*Task inputs*
______________________________

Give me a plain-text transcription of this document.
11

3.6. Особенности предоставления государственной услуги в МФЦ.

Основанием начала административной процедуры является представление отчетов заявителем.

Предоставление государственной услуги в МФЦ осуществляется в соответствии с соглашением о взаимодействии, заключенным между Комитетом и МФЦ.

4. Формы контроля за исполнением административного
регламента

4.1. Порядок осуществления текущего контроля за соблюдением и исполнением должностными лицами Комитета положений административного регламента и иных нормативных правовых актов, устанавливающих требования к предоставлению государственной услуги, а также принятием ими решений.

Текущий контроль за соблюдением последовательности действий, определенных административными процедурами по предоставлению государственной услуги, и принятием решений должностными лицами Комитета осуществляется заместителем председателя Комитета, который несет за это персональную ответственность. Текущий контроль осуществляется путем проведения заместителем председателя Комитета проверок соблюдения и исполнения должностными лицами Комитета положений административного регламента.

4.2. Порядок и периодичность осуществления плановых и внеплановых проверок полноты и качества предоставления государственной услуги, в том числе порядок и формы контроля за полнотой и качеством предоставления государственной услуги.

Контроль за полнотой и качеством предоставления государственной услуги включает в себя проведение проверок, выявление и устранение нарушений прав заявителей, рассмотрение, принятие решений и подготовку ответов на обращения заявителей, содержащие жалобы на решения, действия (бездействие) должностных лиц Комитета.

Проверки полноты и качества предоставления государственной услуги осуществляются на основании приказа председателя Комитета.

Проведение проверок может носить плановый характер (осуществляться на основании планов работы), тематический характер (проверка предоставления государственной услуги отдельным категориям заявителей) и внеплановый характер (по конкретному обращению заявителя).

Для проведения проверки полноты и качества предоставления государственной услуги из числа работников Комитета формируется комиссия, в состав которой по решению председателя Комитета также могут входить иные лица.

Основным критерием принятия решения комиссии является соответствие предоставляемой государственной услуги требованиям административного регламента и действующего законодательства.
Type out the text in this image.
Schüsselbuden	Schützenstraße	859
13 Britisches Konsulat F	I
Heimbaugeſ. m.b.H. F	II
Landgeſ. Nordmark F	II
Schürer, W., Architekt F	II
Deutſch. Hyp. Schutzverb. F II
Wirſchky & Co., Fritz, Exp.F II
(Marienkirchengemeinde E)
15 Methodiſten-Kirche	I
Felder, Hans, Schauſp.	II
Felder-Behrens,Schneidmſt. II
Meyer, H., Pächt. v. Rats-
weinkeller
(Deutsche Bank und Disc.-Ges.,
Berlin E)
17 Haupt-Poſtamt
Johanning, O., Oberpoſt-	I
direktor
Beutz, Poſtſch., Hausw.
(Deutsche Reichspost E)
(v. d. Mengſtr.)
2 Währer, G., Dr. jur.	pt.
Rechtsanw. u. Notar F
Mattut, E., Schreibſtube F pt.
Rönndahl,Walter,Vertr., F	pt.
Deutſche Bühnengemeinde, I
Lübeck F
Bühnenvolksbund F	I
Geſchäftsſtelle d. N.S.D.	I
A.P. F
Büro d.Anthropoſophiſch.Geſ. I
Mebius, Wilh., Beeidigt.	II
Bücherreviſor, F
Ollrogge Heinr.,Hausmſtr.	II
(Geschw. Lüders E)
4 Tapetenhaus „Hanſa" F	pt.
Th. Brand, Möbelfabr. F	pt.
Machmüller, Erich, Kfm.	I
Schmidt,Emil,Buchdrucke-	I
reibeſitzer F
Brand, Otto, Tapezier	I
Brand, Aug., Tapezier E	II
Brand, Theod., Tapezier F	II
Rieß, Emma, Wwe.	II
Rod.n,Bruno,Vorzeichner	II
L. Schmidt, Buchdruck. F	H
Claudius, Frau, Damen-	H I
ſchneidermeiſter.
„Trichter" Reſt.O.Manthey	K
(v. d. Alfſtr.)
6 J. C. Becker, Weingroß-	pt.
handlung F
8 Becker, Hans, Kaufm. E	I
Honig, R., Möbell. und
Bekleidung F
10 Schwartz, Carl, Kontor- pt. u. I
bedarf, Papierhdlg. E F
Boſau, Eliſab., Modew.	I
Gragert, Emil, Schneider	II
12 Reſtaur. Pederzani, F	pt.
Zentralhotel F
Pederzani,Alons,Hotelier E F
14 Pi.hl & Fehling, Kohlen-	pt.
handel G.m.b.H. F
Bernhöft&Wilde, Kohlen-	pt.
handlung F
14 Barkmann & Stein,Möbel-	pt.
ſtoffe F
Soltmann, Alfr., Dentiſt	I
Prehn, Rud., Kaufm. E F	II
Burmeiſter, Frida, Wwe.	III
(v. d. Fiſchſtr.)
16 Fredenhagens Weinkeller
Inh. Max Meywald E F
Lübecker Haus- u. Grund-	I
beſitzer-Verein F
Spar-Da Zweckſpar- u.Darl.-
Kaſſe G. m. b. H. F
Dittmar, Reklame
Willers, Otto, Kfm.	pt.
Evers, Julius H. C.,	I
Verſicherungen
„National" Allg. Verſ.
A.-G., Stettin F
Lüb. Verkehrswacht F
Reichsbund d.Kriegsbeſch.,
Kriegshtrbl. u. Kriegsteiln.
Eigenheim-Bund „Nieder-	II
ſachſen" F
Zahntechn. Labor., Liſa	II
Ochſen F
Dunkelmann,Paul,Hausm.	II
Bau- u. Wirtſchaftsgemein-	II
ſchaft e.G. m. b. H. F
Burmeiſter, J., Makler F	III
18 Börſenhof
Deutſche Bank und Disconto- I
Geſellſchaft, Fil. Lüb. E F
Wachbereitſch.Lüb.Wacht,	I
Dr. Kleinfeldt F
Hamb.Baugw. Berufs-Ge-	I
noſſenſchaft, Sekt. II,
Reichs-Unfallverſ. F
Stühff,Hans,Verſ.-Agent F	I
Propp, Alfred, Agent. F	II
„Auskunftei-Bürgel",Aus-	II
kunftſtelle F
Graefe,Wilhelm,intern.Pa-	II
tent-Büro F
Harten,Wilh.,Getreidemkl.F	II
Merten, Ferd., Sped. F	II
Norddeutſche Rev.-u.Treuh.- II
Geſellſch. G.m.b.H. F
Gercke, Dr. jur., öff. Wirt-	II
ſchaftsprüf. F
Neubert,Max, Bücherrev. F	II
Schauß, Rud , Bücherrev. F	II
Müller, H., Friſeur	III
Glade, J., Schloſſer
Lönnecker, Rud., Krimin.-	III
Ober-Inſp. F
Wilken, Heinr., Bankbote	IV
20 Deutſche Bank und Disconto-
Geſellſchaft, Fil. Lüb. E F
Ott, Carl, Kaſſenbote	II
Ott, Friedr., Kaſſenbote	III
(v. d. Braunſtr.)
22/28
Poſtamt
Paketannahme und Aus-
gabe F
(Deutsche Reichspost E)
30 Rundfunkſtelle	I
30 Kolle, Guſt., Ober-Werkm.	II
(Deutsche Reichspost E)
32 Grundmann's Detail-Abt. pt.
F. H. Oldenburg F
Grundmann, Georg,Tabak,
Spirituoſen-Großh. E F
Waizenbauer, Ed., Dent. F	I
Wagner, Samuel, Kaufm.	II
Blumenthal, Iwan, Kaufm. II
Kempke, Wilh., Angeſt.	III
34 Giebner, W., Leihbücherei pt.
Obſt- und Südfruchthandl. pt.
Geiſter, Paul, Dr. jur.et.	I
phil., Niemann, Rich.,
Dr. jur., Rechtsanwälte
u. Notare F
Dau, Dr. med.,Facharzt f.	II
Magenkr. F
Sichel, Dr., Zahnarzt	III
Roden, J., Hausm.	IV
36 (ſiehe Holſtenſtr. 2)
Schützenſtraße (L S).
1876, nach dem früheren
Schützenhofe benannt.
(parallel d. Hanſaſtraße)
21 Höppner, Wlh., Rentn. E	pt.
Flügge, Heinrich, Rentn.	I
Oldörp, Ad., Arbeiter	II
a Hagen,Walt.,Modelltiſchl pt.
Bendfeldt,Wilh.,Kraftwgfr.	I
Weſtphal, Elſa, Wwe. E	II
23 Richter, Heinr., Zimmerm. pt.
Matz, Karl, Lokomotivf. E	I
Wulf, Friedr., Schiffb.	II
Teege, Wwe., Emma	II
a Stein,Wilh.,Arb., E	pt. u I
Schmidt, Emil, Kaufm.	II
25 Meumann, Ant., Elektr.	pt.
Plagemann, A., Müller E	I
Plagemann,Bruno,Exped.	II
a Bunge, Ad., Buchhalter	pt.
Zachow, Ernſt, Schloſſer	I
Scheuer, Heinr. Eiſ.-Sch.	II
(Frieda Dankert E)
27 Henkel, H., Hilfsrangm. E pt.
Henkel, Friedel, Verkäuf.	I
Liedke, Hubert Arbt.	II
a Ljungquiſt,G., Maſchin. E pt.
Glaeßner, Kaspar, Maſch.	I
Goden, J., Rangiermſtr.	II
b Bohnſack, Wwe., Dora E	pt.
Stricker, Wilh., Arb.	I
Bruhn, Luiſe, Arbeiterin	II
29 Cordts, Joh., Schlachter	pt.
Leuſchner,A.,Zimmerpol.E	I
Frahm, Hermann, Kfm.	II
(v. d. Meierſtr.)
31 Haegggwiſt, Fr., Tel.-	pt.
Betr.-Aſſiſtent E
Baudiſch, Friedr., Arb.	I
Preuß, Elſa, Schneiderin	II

______________________________

*Exercise details*
Pull out all lines containing the word "проведения" from the entries above.

*Finished answer*
Текущий контроль за соблюдением последовательности действий, определенных административными процедурами по предоставлению государственной услуги, и принятием решений должностными лицами Комитета осуществляется заместителем председателя Комитета, который несет за это персональную ответственность. Текущий контроль осуществляется путем проведения заместителем председателя Комитета проверок соблюдения и исполнения должностными лицами Комитета положений административного регламента.
Для проведения проверки полноты и качества предоставления государственной услуги из числа работников Комитета формируется комиссия, в состав которой по решению председателя Комитета также могут входить иные лица.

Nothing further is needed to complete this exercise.